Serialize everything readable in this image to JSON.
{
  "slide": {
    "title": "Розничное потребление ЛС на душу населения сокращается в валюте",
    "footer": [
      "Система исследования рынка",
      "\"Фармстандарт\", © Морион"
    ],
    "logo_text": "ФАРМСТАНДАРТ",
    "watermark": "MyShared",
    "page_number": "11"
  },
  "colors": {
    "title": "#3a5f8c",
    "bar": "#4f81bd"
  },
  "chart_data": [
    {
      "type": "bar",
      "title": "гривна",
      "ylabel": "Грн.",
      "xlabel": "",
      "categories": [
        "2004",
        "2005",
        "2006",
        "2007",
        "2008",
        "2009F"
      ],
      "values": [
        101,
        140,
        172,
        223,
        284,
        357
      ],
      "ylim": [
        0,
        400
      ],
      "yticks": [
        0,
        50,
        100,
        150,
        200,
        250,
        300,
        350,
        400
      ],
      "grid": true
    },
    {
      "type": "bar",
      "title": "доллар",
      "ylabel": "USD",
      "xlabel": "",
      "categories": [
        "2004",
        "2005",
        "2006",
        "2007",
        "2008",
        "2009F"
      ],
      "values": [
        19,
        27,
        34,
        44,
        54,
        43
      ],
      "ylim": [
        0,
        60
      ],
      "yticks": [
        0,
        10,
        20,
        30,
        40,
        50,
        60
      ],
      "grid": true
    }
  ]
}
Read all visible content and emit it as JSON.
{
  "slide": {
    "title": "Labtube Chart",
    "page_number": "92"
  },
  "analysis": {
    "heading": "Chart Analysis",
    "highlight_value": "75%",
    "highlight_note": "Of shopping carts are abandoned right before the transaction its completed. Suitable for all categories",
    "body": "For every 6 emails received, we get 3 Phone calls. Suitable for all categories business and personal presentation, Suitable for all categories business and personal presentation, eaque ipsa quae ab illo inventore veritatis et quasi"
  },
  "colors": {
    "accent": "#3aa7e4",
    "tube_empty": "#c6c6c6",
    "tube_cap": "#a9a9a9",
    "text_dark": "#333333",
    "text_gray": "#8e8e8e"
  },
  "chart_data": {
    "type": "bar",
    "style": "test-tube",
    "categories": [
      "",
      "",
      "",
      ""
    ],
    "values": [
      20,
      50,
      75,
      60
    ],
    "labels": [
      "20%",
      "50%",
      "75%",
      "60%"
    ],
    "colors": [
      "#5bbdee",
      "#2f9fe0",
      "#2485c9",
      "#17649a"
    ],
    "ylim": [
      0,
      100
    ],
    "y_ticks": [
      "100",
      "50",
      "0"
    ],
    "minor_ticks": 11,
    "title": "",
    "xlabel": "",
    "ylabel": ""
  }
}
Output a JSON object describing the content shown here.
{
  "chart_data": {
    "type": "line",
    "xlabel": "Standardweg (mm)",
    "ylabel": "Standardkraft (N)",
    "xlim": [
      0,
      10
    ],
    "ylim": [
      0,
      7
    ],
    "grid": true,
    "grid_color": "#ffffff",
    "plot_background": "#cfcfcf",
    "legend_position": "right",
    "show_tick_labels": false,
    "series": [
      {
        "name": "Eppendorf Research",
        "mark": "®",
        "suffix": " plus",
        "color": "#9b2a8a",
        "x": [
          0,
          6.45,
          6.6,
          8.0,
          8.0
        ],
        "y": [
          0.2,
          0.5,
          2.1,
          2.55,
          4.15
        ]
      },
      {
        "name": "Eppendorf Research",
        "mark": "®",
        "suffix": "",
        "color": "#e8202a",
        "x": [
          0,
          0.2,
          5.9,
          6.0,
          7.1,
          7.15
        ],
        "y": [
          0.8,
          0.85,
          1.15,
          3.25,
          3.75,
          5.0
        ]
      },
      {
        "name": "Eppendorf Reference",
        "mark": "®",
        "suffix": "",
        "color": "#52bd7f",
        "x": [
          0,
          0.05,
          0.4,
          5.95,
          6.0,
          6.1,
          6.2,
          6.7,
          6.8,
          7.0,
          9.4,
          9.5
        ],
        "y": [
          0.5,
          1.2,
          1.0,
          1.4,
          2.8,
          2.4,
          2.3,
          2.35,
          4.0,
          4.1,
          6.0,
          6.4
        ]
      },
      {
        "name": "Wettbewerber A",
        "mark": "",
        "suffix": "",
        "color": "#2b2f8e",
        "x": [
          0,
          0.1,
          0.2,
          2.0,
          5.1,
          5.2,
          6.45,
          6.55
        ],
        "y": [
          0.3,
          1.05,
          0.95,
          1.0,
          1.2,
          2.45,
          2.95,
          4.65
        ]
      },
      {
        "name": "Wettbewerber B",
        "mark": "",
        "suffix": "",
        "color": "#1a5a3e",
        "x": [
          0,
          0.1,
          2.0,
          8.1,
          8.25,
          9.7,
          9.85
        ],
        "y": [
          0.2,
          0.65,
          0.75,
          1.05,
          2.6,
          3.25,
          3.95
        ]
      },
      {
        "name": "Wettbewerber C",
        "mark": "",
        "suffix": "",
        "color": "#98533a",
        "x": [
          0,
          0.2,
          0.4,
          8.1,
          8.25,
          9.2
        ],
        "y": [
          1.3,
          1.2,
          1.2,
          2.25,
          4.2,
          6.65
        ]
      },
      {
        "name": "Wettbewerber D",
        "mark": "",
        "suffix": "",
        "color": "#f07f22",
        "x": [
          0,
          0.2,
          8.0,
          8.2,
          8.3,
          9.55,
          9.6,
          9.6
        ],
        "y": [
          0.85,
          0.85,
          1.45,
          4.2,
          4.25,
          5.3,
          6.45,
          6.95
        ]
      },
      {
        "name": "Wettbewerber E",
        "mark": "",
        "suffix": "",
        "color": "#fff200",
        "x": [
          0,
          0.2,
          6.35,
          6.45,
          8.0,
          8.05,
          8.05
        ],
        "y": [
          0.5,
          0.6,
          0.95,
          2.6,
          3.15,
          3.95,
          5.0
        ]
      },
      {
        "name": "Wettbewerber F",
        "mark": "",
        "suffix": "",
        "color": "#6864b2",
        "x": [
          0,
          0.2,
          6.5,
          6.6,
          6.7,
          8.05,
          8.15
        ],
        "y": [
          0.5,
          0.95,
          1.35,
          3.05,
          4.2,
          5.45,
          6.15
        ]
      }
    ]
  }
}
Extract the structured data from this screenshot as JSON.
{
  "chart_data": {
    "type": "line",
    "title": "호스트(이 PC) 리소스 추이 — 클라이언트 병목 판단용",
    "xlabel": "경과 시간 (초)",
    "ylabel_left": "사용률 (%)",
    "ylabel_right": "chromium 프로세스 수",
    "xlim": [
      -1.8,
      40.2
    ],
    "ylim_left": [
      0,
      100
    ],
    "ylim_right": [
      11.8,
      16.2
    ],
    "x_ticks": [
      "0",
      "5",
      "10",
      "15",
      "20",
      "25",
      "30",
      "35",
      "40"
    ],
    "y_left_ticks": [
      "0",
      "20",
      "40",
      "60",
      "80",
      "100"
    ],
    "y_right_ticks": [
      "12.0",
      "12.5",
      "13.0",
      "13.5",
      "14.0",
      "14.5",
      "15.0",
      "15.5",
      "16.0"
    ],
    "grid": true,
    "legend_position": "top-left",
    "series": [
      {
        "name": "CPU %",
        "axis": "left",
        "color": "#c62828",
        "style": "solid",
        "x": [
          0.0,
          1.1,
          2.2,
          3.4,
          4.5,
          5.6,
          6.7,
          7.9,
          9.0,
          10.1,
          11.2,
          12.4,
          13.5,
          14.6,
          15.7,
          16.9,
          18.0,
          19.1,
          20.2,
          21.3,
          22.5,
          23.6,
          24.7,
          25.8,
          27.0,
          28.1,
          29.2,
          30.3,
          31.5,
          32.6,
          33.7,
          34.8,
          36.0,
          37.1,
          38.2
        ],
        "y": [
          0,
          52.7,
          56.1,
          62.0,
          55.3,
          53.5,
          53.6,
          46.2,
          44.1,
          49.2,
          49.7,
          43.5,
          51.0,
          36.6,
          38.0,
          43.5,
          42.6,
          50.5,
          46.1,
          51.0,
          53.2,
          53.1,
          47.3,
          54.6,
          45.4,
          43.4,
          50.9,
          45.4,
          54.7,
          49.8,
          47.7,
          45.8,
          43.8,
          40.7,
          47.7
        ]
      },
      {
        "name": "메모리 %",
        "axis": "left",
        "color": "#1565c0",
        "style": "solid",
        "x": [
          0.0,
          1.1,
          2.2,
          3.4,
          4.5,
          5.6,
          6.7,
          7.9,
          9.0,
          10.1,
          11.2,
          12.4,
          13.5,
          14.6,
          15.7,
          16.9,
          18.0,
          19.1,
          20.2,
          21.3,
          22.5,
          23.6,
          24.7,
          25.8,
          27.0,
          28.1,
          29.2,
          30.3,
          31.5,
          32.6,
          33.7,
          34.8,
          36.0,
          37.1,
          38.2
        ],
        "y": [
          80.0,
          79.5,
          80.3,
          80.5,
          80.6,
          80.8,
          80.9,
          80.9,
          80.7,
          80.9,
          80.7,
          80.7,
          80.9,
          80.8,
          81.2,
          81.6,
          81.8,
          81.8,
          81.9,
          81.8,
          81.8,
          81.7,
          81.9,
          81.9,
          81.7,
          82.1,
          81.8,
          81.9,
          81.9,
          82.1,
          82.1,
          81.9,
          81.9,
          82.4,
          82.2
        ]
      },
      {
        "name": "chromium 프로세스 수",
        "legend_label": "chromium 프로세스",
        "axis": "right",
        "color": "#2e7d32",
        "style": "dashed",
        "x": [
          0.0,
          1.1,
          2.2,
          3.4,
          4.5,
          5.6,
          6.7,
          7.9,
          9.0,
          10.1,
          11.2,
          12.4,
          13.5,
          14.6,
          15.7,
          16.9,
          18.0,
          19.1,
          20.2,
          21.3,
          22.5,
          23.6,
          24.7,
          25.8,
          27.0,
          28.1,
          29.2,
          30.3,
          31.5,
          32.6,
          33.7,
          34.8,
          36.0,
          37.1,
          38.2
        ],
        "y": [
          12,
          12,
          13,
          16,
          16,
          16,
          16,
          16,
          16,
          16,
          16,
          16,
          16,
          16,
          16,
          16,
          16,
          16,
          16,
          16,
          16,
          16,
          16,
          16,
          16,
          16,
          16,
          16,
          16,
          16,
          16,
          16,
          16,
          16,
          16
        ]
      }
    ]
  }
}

* * * *

▶ [WHAT YOU SHOULD DO]: Of the lines in the material, how many contain the word "chromium"? Reply with the number and nothing else.

▶ [ANSWER TO THE PROBLEM]: 3